## Aim
Pick out and copy every line below that has the word "Scossalina".
### Available records ###
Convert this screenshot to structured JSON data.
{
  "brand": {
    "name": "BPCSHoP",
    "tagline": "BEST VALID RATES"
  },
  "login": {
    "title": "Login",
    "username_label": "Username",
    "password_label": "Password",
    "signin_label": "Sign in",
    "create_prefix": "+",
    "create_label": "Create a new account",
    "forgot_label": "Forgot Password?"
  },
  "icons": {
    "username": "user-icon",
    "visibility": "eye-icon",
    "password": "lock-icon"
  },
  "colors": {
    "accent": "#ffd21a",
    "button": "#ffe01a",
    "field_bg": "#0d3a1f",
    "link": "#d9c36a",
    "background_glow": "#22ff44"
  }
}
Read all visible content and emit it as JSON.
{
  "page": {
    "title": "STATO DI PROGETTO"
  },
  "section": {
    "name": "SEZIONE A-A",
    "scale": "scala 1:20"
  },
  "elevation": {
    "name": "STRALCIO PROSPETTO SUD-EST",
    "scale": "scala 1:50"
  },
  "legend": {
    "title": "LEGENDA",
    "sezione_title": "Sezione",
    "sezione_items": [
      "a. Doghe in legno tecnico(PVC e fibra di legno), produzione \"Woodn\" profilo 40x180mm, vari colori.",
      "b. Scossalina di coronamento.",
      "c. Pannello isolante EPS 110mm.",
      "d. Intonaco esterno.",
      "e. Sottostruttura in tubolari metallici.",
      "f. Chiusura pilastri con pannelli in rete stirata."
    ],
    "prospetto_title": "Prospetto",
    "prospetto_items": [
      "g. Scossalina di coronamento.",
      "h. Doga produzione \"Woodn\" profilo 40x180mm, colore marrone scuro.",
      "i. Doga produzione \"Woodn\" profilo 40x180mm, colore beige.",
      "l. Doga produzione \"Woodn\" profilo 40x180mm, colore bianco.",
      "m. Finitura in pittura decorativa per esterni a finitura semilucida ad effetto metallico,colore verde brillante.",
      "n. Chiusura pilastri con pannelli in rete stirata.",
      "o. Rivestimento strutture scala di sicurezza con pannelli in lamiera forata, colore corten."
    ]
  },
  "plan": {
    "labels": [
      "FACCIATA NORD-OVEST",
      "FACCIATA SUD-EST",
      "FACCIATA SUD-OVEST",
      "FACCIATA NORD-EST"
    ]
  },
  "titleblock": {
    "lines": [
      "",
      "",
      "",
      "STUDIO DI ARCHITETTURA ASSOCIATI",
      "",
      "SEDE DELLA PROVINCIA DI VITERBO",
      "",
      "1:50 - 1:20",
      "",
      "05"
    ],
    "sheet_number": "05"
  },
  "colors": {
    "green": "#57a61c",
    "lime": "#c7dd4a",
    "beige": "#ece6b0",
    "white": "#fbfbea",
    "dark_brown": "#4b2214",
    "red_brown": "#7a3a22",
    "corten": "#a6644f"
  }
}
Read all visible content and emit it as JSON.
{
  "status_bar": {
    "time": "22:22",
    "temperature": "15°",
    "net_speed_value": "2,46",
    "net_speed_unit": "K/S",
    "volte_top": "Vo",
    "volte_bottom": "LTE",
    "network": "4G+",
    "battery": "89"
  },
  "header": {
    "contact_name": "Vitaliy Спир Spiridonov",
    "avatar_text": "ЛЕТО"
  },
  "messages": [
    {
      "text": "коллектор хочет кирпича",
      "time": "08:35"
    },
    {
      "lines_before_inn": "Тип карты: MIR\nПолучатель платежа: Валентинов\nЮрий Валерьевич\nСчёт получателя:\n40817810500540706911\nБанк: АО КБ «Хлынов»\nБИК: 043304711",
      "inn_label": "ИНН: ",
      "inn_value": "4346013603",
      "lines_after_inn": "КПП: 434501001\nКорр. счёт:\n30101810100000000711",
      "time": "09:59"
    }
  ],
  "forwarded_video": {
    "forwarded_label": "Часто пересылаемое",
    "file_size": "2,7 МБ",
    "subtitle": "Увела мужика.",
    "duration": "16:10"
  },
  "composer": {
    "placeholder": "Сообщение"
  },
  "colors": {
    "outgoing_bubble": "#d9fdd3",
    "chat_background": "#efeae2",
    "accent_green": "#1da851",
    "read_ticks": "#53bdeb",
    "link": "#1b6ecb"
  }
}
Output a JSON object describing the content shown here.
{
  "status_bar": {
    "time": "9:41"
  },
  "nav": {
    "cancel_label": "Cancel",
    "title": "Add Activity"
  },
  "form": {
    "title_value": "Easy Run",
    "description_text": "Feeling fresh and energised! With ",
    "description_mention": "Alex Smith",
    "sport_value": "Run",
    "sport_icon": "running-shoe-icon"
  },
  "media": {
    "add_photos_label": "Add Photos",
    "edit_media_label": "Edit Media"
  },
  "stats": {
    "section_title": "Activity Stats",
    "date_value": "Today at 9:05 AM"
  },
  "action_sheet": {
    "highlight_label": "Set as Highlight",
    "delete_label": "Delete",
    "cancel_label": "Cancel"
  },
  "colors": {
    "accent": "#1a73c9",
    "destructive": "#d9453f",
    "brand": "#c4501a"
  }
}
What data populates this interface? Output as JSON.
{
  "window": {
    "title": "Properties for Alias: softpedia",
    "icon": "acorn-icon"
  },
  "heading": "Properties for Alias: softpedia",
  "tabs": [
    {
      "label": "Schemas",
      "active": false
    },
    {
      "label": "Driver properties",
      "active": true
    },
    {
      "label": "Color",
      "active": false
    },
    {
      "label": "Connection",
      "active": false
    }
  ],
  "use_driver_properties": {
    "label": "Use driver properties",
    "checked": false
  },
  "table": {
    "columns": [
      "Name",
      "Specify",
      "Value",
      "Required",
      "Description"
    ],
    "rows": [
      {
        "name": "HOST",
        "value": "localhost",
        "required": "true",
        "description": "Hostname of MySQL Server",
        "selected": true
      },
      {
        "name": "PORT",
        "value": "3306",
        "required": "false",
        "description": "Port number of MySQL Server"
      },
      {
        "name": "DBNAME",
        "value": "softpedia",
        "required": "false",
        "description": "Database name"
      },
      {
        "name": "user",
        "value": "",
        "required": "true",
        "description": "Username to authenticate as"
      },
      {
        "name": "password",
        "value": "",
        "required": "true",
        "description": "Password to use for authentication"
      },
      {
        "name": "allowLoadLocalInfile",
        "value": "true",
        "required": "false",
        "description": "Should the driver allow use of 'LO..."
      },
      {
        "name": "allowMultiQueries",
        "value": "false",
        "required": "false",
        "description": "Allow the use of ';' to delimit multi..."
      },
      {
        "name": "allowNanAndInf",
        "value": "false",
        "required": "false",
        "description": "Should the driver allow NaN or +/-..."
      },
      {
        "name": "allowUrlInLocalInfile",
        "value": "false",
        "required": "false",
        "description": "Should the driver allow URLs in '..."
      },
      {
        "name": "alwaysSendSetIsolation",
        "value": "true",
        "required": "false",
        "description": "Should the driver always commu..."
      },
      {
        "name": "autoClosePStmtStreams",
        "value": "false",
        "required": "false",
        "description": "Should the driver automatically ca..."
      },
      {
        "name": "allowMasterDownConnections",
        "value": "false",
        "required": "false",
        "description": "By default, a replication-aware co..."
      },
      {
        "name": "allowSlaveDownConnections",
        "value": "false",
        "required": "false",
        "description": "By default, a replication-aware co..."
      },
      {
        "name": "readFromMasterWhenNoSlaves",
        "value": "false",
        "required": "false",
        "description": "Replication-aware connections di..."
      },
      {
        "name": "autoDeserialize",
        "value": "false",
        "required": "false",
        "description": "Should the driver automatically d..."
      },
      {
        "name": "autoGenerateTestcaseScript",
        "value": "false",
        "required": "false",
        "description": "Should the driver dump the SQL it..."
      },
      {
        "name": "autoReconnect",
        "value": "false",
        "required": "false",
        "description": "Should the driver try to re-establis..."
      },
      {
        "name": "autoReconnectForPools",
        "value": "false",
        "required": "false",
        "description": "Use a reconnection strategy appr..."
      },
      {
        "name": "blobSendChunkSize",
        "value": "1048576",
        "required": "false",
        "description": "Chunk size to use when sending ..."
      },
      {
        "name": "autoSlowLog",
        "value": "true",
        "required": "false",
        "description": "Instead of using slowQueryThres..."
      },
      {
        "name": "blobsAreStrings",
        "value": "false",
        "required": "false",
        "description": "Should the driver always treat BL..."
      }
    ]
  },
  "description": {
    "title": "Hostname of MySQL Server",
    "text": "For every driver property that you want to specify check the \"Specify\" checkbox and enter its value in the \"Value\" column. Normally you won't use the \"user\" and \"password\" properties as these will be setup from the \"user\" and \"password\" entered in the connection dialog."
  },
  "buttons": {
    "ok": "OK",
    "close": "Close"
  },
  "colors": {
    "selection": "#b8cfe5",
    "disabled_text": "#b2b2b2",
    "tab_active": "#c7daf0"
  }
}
###
## Solution
      "b. Scossalina di coronamento.",
      "g. Scossalina di coronamento.",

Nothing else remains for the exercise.